> Short problem:
A single number is the answer here: how many lines of the entries contain "text"?

> Records for this exercise:
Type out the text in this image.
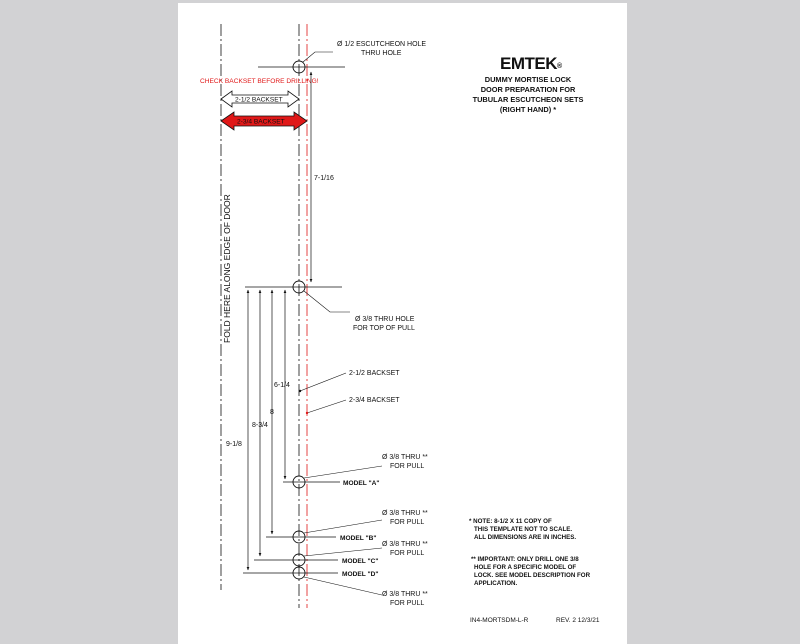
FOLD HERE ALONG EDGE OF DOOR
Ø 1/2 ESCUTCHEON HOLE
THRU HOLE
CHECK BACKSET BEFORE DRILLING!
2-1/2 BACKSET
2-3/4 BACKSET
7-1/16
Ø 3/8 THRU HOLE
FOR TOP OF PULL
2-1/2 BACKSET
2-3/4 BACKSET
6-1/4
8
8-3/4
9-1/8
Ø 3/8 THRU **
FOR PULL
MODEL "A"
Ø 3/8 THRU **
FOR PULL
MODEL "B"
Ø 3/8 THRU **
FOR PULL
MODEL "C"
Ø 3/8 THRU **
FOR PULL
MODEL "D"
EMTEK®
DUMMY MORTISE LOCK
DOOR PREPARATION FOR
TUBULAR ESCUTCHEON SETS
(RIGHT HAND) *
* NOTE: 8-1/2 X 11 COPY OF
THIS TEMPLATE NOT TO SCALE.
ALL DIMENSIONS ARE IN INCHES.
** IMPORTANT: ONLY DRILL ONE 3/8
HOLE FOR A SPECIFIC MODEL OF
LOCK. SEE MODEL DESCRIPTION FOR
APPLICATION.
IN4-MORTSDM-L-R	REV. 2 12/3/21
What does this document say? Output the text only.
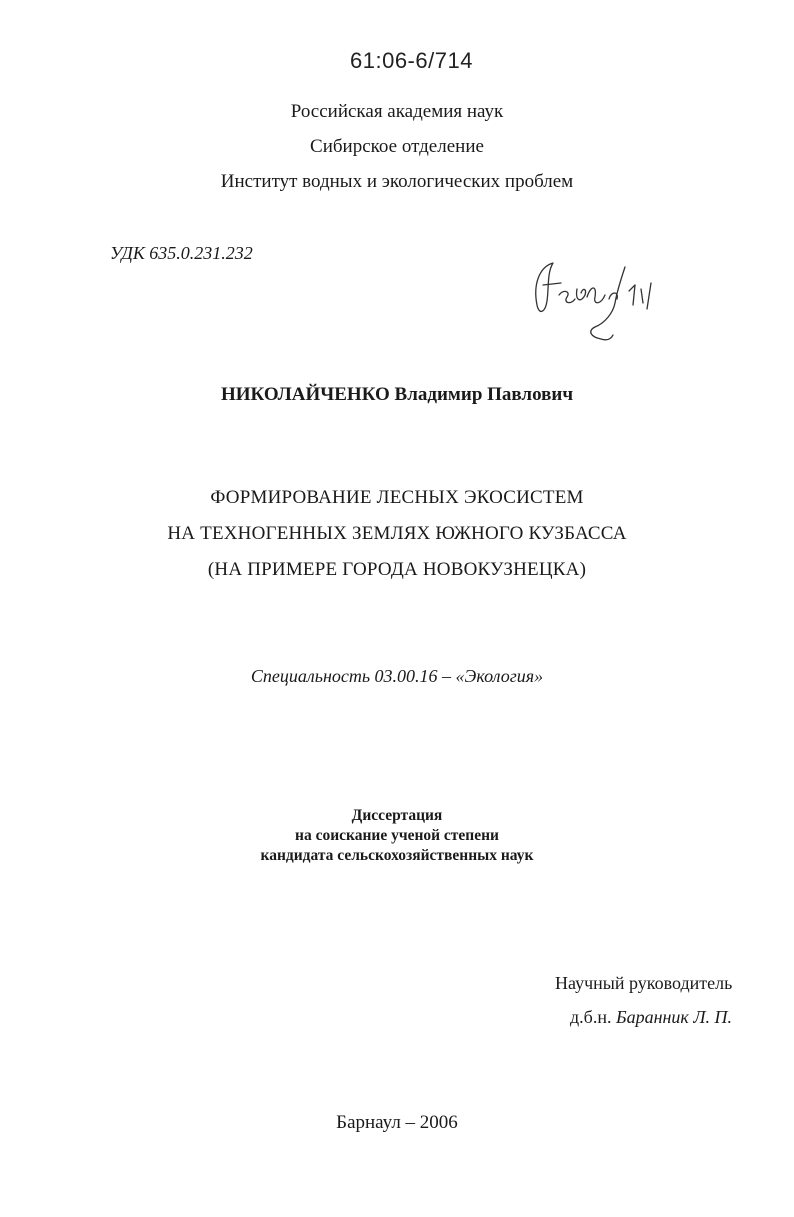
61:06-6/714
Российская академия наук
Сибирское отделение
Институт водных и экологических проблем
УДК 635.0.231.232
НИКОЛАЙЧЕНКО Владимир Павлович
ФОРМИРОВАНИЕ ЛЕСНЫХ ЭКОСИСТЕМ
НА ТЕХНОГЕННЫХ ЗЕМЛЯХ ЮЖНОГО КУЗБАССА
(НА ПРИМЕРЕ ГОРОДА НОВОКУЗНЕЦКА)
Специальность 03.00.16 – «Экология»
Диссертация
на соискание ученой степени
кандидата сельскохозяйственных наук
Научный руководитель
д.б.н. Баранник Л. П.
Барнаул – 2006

==

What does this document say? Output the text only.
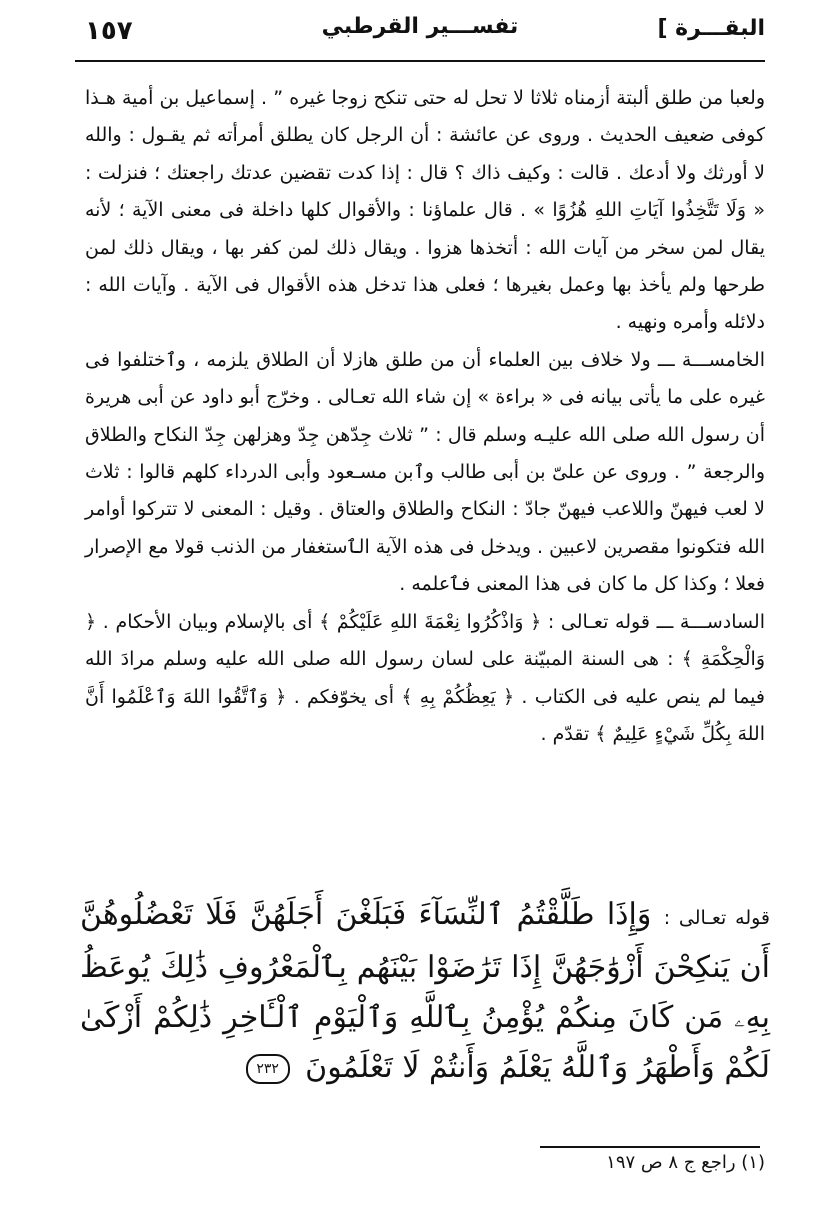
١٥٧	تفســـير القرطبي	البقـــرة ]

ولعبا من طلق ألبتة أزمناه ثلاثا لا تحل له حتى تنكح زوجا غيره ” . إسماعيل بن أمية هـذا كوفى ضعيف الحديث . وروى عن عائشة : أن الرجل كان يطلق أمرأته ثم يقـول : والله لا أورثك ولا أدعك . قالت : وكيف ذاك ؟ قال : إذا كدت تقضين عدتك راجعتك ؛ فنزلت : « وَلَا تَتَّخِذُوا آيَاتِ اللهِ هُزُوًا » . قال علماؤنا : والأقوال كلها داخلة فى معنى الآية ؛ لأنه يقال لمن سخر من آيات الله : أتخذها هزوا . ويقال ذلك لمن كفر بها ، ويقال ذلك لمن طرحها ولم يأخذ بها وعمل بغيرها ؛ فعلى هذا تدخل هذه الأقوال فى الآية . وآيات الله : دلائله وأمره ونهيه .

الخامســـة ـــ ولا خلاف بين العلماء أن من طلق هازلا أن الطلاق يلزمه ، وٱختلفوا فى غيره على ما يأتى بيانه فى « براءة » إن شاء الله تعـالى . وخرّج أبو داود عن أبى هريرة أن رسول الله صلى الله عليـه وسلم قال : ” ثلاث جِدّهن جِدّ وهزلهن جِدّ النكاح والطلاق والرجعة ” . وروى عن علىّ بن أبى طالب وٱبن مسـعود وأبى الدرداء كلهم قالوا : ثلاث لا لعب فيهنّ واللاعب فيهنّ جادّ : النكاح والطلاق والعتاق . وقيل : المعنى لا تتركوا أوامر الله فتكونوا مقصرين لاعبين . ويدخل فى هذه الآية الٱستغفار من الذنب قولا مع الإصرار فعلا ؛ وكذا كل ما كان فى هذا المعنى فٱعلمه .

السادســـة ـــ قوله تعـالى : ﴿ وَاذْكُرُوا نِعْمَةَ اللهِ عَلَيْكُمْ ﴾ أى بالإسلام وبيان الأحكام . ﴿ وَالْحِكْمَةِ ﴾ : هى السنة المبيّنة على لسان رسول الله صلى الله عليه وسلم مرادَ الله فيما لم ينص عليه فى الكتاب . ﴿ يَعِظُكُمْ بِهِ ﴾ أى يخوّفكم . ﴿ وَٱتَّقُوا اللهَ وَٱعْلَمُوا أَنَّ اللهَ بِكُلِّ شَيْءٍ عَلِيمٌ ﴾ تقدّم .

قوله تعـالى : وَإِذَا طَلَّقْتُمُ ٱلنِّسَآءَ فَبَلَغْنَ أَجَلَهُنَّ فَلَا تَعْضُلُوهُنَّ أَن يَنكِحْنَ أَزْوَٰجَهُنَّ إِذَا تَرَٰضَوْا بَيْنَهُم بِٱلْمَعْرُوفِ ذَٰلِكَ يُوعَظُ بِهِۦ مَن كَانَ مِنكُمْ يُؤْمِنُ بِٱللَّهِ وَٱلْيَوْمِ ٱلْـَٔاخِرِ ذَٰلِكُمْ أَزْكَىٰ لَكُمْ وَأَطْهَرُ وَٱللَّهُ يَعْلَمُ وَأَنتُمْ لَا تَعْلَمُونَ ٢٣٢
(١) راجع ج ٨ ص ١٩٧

==

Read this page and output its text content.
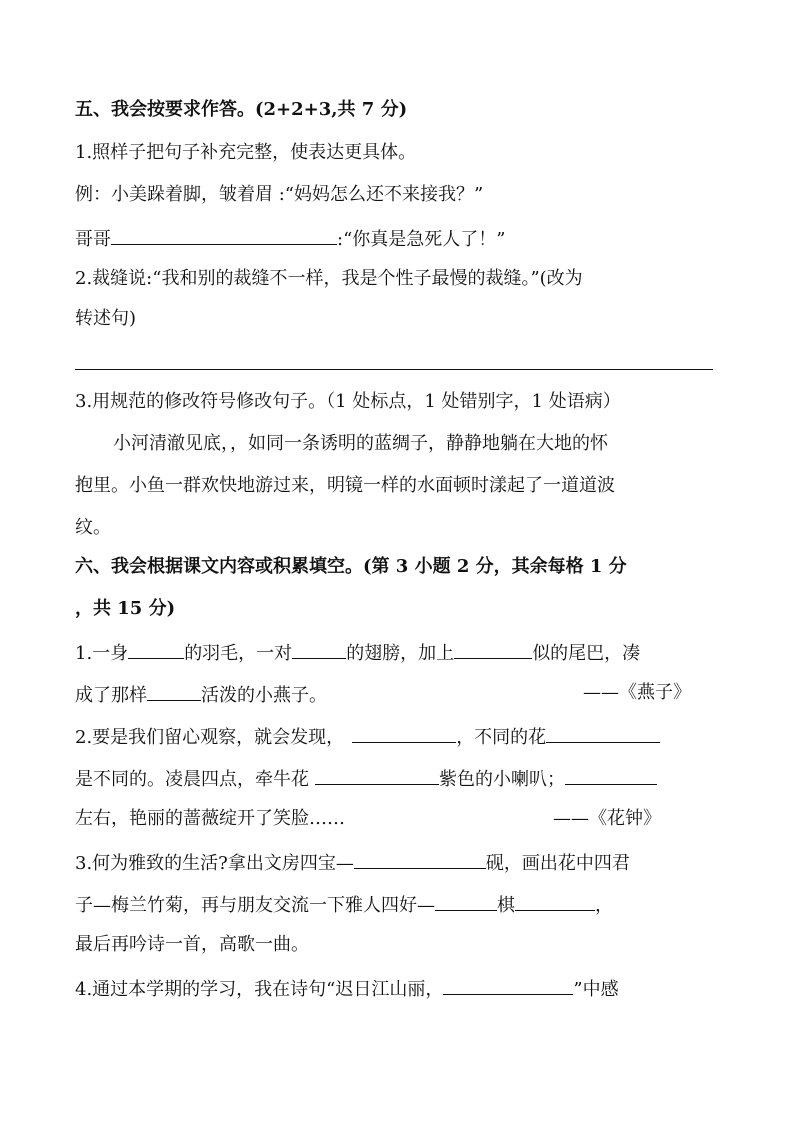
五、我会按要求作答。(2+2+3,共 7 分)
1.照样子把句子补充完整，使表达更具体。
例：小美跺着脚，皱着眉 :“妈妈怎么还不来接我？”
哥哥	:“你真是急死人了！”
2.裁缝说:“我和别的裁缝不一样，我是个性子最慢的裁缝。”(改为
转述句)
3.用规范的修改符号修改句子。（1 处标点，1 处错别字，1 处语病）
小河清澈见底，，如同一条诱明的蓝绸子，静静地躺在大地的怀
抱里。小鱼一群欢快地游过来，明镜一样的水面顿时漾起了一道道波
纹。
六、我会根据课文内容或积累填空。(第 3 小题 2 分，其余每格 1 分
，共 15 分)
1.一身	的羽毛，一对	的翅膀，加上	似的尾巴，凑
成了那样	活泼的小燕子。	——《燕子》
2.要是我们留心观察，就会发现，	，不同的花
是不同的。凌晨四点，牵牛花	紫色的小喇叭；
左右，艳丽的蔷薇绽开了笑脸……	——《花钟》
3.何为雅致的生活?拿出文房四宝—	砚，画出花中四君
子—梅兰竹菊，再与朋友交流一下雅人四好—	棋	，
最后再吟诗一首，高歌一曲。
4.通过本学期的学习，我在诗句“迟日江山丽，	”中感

> Solution to this problem:
4